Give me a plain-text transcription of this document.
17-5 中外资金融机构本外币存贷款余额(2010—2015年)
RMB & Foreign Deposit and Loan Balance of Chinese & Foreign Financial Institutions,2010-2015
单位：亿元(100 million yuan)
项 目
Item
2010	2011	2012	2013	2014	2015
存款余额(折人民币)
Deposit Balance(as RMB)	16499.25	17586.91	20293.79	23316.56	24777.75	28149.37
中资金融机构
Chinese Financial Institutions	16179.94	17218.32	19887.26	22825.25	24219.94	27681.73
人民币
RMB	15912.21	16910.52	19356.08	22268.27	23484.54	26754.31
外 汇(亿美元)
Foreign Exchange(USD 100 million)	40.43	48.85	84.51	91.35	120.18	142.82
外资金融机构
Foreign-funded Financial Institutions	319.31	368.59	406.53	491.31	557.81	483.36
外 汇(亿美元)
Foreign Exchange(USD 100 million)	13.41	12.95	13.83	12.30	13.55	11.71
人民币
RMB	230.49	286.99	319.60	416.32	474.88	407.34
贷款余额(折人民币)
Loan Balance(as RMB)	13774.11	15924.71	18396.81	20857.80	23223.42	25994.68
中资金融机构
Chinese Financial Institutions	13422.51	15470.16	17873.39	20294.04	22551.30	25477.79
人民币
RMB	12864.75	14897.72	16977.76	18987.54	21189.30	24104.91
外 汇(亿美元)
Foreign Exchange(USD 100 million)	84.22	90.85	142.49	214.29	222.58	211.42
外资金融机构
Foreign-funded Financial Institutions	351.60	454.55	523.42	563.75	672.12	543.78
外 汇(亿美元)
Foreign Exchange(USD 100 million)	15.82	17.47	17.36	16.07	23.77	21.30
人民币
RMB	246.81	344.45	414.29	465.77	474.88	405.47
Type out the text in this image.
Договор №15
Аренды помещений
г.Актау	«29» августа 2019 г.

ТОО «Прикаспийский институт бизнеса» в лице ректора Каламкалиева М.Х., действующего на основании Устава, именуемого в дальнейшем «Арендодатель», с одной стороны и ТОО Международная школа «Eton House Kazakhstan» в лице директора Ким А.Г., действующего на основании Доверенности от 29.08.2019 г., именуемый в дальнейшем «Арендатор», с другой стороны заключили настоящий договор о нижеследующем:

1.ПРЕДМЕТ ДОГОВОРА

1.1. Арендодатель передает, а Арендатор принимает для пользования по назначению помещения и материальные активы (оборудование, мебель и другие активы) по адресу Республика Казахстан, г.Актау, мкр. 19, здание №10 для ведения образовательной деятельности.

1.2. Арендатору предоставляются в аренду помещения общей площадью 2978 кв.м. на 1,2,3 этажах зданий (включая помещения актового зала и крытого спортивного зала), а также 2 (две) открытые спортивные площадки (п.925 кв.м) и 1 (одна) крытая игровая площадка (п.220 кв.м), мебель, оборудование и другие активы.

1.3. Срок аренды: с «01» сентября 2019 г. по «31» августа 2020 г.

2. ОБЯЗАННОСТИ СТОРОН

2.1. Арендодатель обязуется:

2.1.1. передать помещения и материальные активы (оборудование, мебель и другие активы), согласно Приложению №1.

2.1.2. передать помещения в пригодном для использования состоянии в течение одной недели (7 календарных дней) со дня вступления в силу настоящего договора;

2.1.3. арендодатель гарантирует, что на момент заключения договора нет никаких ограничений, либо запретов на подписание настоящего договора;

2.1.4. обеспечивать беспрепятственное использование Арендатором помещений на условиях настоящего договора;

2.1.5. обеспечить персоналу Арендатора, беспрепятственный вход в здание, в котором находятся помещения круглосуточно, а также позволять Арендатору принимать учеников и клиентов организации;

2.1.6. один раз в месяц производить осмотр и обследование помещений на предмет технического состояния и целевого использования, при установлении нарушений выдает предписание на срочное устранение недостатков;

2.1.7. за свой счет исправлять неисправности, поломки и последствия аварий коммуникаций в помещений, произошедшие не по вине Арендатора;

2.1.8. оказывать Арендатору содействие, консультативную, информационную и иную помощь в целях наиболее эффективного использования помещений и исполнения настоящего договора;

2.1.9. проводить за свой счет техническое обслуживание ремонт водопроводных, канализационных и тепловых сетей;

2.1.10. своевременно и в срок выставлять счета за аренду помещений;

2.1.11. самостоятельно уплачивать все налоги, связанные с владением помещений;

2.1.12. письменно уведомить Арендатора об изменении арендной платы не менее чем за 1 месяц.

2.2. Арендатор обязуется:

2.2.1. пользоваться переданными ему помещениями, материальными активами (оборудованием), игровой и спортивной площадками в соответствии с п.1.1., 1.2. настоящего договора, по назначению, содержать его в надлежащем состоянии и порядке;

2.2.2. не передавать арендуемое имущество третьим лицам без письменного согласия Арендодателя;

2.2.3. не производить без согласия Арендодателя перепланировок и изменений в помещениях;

Exercise
All of the entries above need to be reproduced exactly.

Response to the task
Give me a plain-text transcription of this document.
17-5 中外资金融机构本外币存贷款余额(2010—2015年)
RMB & Foreign Deposit and Loan Balance of Chinese & Foreign Financial Institutions,2010-2015
单位：亿元(100 million yuan)
项 目
Item
2010	2011	2012	2013	2014	2015
存款余额(折人民币)
Deposit Balance(as RMB)	16499.25	17586.91	20293.79	23316.56	24777.75	28149.37
中资金融机构
Chinese Financial Institutions	16179.94	17218.32	19887.26	22825.25	24219.94	27681.73
人民币
RMB	15912.21	16910.52	19356.08	22268.27	23484.54	26754.31
外 汇(亿美元)
Foreign Exchange(USD 100 million)	40.43	48.85	84.51	91.35	120.18	142.82
外资金融机构
Foreign-funded Financial Institutions	319.31	368.59	406.53	491.31	557.81	483.36
外 汇(亿美元)
Foreign Exchange(USD 100 million)	13.41	12.95	13.83	12.30	13.55	11.71
人民币
RMB	230.49	286.99	319.60	416.32	474.88	407.34
贷款余额(折人民币)
Loan Balance(as RMB)	13774.11	15924.71	18396.81	20857.80	23223.42	25994.68
中资金融机构
Chinese Financial Institutions	13422.51	15470.16	17873.39	20294.04	22551.30	25477.79
人民币
RMB	12864.75	14897.72	16977.76	18987.54	21189.30	24104.91
外 汇(亿美元)
Foreign Exchange(USD 100 million)	84.22	90.85	142.49	214.29	222.58	211.42
外资金融机构
Foreign-funded Financial Institutions	351.60	454.55	523.42	563.75	672.12	543.78
外 汇(亿美元)
Foreign Exchange(USD 100 million)	15.82	17.47	17.36	16.07	23.77	21.30
人民币
RMB	246.81	344.45	414.29	465.77	474.88	405.47
Type out the text in this image.
Договор №15
Аренды помещений
г.Актау	«29» августа 2019 г.

ТОО «Прикаспийский институт бизнеса» в лице ректора Каламкалиева М.Х., действующего на основании Устава, именуемого в дальнейшем «Арендодатель», с одной стороны и ТОО Международная школа «Eton House Kazakhstan» в лице директора Ким А.Г., действующего на основании Доверенности от 29.08.2019 г., именуемый в дальнейшем «Арендатор», с другой стороны заключили настоящий договор о нижеследующем:

1.ПРЕДМЕТ ДОГОВОРА

1.1. Арендодатель передает, а Арендатор принимает для пользования по назначению помещения и материальные активы (оборудование, мебель и другие активы) по адресу Республика Казахстан, г.Актау, мкр. 19, здание №10 для ведения образовательной деятельности.

1.2. Арендатору предоставляются в аренду помещения общей площадью 2978 кв.м. на 1,2,3 этажах зданий (включая помещения актового зала и крытого спортивного зала), а также 2 (две) открытые спортивные площадки (п.925 кв.м) и 1 (одна) крытая игровая площадка (п.220 кв.м), мебель, оборудование и другие активы.

1.3. Срок аренды: с «01» сентября 2019 г. по «31» августа 2020 г.

2. ОБЯЗАННОСТИ СТОРОН

2.1. Арендодатель обязуется:

2.1.1. передать помещения и материальные активы (оборудование, мебель и другие активы), согласно Приложению №1.

2.1.2. передать помещения в пригодном для использования состоянии в течение одной недели (7 календарных дней) со дня вступления в силу настоящего договора;

2.1.3. арендодатель гарантирует, что на момент заключения договора нет никаких ограничений, либо запретов на подписание настоящего договора;

2.1.4. обеспечивать беспрепятственное использование Арендатором помещений на условиях настоящего договора;

2.1.5. обеспечить персоналу Арендатора, беспрепятственный вход в здание, в котором находятся помещения круглосуточно, а также позволять Арендатору принимать учеников и клиентов организации;

2.1.6. один раз в месяц производить осмотр и обследование помещений на предмет технического состояния и целевого использования, при установлении нарушений выдает предписание на срочное устранение недостатков;

2.1.7. за свой счет исправлять неисправности, поломки и последствия аварий коммуникаций в помещений, произошедшие не по вине Арендатора;

2.1.8. оказывать Арендатору содействие, консультативную, информационную и иную помощь в целях наиболее эффективного использования помещений и исполнения настоящего договора;

2.1.9. проводить за свой счет техническое обслуживание ремонт водопроводных, канализационных и тепловых сетей;

2.1.10. своевременно и в срок выставлять счета за аренду помещений;

2.1.11. самостоятельно уплачивать все налоги, связанные с владением помещений;

2.1.12. письменно уведомить Арендатора об изменении арендной платы не менее чем за 1 месяц.

2.2. Арендатор обязуется:

2.2.1. пользоваться переданными ему помещениями, материальными активами (оборудованием), игровой и спортивной площадками в соответствии с п.1.1., 1.2. настоящего договора, по назначению, содержать его в надлежащем состоянии и порядке;

2.2.2. не передавать арендуемое имущество третьим лицам без письменного согласия Арендодателя;

2.2.3. не производить без согласия Арендодателя перепланировок и изменений в помещениях;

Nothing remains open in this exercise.